▶ Work to complete: Can you put the entries below into a numbered list, skipping blank lines and leaving out the pictures?

Page element annotations

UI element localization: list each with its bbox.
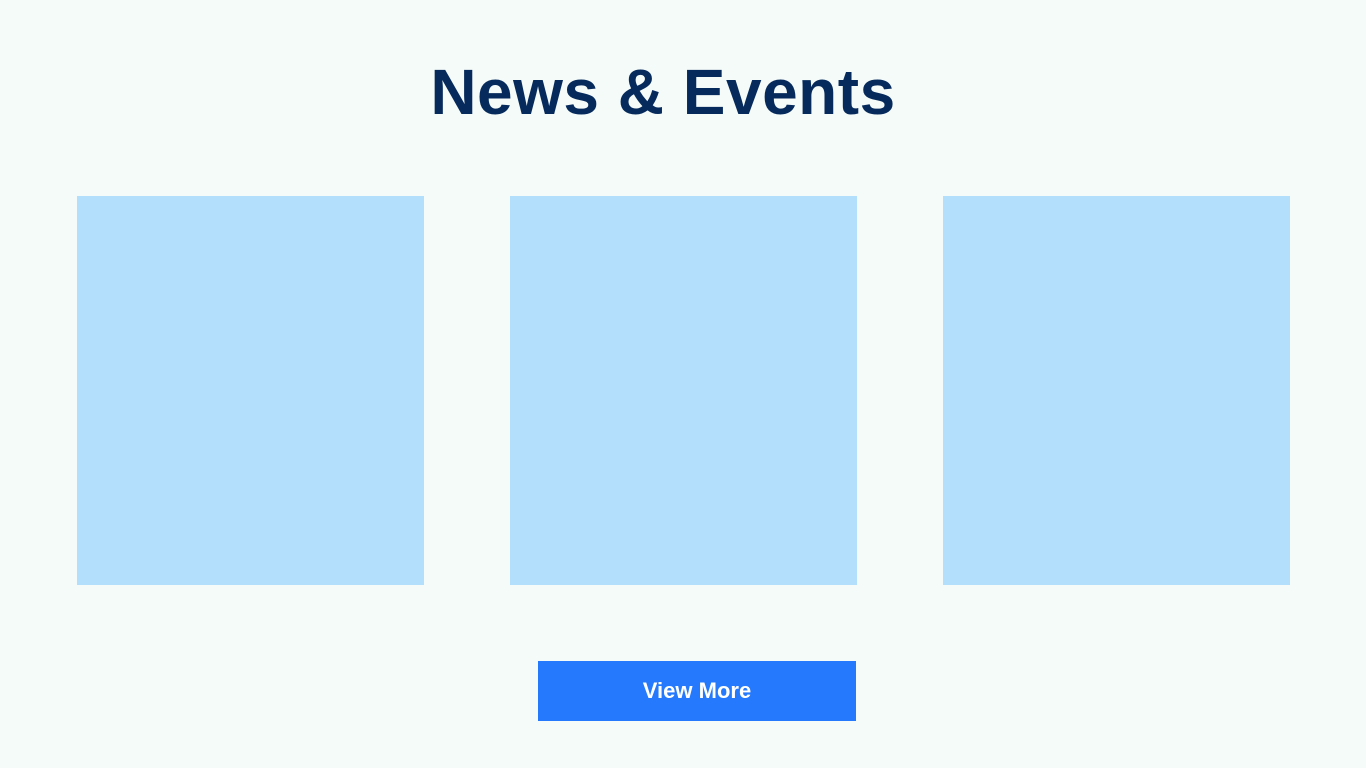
page-title: News & Events <box>430 56 896 128</box>
news-card[interactable] <box>510 196 857 585</box>
news-card[interactable] <box>943 196 1290 585</box>
news-card[interactable] <box>77 196 424 585</box>
view-more-button[interactable]: View More <box>538 661 856 721</box>
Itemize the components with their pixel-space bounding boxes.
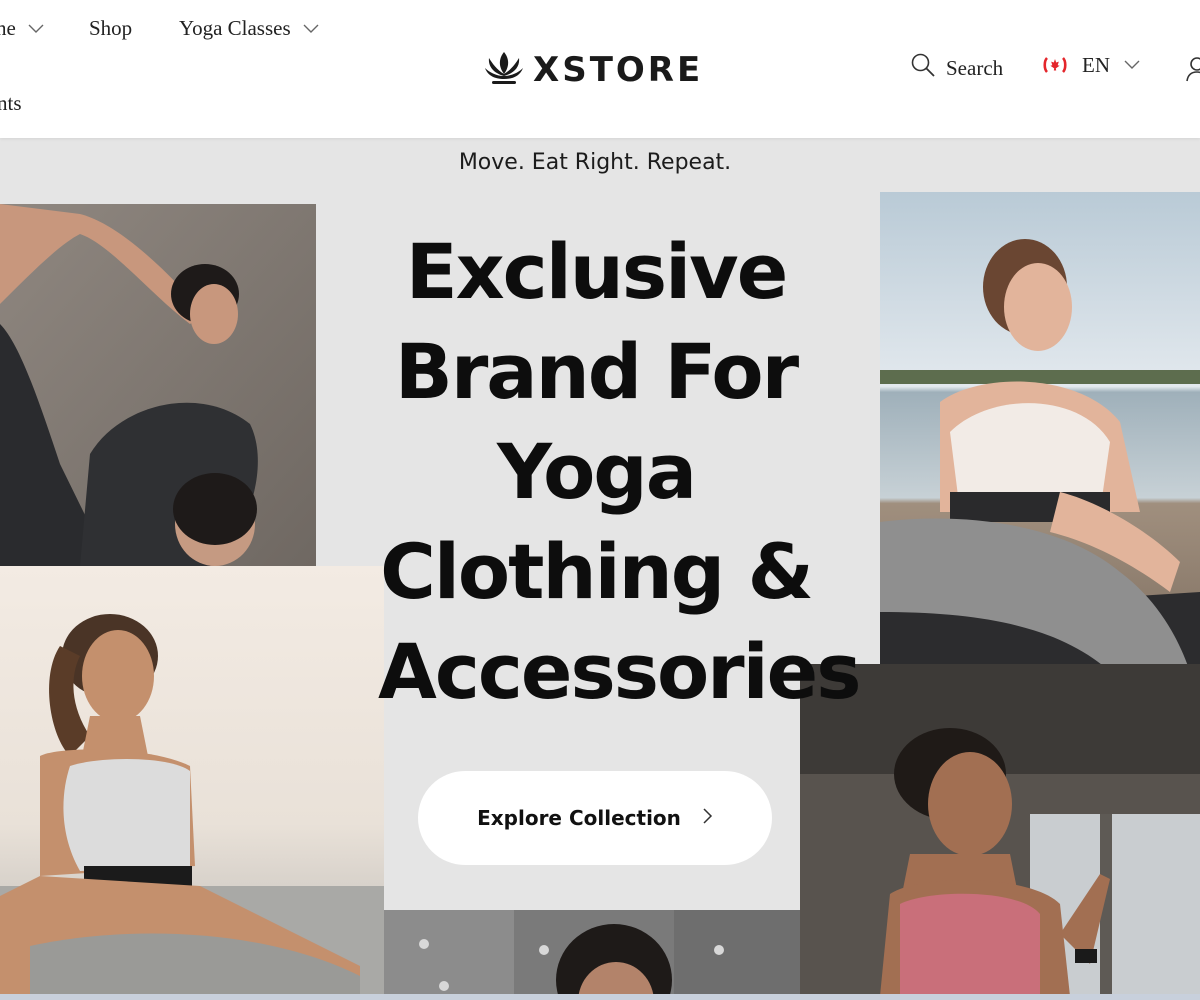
chevron-down-icon — [28, 24, 44, 34]
lotus-icon — [483, 48, 525, 92]
yoga-dancer-pose-photo — [0, 204, 316, 566]
logo-text: XSTORE — [533, 50, 704, 90]
headline-line: Yoga — [497, 427, 697, 516]
chevron-down-icon — [303, 24, 319, 34]
nav-item-label: Yoga Classes — [179, 16, 291, 40]
nav-item-yoga-classes[interactable]: Yoga Classes — [179, 16, 319, 41]
yoga-meditation-photo — [0, 566, 384, 996]
headline-line: Brand For — [394, 327, 799, 416]
user-icon — [1186, 57, 1200, 86]
yoga-prayer-hands-photo — [800, 664, 1200, 996]
search-label: Search — [946, 55, 1004, 80]
site-logo[interactable]: XSTORE — [483, 48, 703, 92]
page-bottom-edge — [0, 994, 1200, 1000]
headline-line: Clothing & — [380, 527, 814, 616]
nav-item-events[interactable]: nts — [0, 91, 22, 116]
account-button[interactable] — [1186, 56, 1200, 86]
nav-item-label: nts — [0, 91, 22, 115]
language-label: EN — [1082, 52, 1110, 77]
headline-line: Exclusive — [405, 227, 789, 316]
search-icon — [910, 52, 936, 84]
cta-label: Explore Collection — [477, 806, 681, 830]
canada-flag-icon — [1042, 52, 1068, 78]
chevron-right-icon — [703, 808, 713, 828]
explore-collection-button[interactable]: Explore Collection — [418, 771, 772, 865]
nav-item-label: Shop — [89, 16, 133, 40]
language-selector[interactable]: EN — [1042, 52, 1140, 78]
headline-line: Accessories — [378, 627, 861, 716]
hero-headline: Exclusive Brand For Yoga Clothing & Acce… — [378, 222, 861, 722]
nav-item-label: ne — [0, 16, 16, 40]
hero-tagline: Move. Eat Right. Repeat. — [458, 150, 732, 175]
chevron-down-icon — [1124, 60, 1140, 70]
yoga-portrait-photo — [384, 910, 800, 996]
nav-item-shop[interactable]: Shop — [89, 16, 132, 41]
nav-item-home[interactable]: ne — [0, 16, 44, 41]
search-button[interactable]: Search — [910, 52, 1003, 84]
site-header: ne Shop Yoga Classes nts XSTORE Search E… — [0, 0, 1200, 138]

▶ Solution to the problem:
1. UI element localization: list each with its bbox.
2. page-title: News & Events <box>430 56 896 128</box>
3. news-card[interactable] <box>510 196 857 585</box>
4. news-card[interactable] <box>943 196 1290 585</box>
5. news-card[interactable] <box>77 196 424 585</box>
6. view-more-button[interactable]: View More <box>538 661 856 721</box>
7. Itemize the components with their pixel-space bounding boxes.
8. chevron-down-icon — [28, 24, 44, 34]
9. lotus-icon — [483, 48, 525, 92]
10. yoga-dancer-pose-photo — [0, 204, 316, 566]
11. logo-text: XSTORE — [533, 50, 704, 90]
12. headline-line: Yoga — [497, 427, 697, 516]
13. chevron-down-icon — [303, 24, 319, 34]
14. nav-item-label: Yoga Classes — [179, 16, 291, 40]
15. nav-item-yoga-classes[interactable]: Yoga Classes — [179, 16, 319, 41]
16. yoga-meditation-photo — [0, 566, 384, 996]
17. headline-line: Brand For — [394, 327, 799, 416]
18. user-icon — [1186, 57, 1200, 86]
19. yoga-prayer-hands-photo — [800, 664, 1200, 996]
20. search-label: Search — [946, 55, 1004, 80]
21. site-logo[interactable]: XSTORE — [483, 48, 703, 92]
22. page-bottom-edge — [0, 994, 1200, 1000]
23. headline-line: Clothing & — [380, 527, 814, 616]
24. nav-item-events[interactable]: nts — [0, 91, 22, 116]
25. account-button[interactable] — [1186, 56, 1200, 86]
26. nav-item-label: nts — [0, 91, 22, 115]
27. language-label: EN — [1082, 52, 1110, 77]
28. headline-line: Exclusive — [405, 227, 789, 316]
29. search-icon — [910, 52, 936, 84]
30. cta-label: Explore Collection — [477, 806, 681, 830]
31. canada-flag-icon — [1042, 52, 1068, 78]
32. chevron-right-icon — [703, 808, 713, 828]
33. explore-collection-button[interactable]: Explore Collection — [418, 771, 772, 865]
34. nav-item-label: Shop — [89, 16, 133, 40]
35. language-selector[interactable]: EN — [1042, 52, 1140, 78]
36. headline-line: Accessories — [378, 627, 861, 716]
37. hero-headline: Exclusive Brand For Yoga Clothing & Acce… — [378, 222, 861, 722]
38. nav-item-label: ne — [0, 16, 16, 40]
39. hero-tagline: Move. Eat Right. Repeat. — [458, 150, 732, 175]
40. chevron-down-icon — [1124, 60, 1140, 70]
41. yoga-portrait-photo — [384, 910, 800, 996]
42. nav-item-shop[interactable]: Shop — [89, 16, 132, 41]
43. nav-item-home[interactable]: ne — [0, 16, 44, 41]
44. search-button[interactable]: Search — [910, 52, 1003, 84]
45. site-header: ne Shop Yoga Classes nts XSTORE Search E… — [0, 0, 1200, 138]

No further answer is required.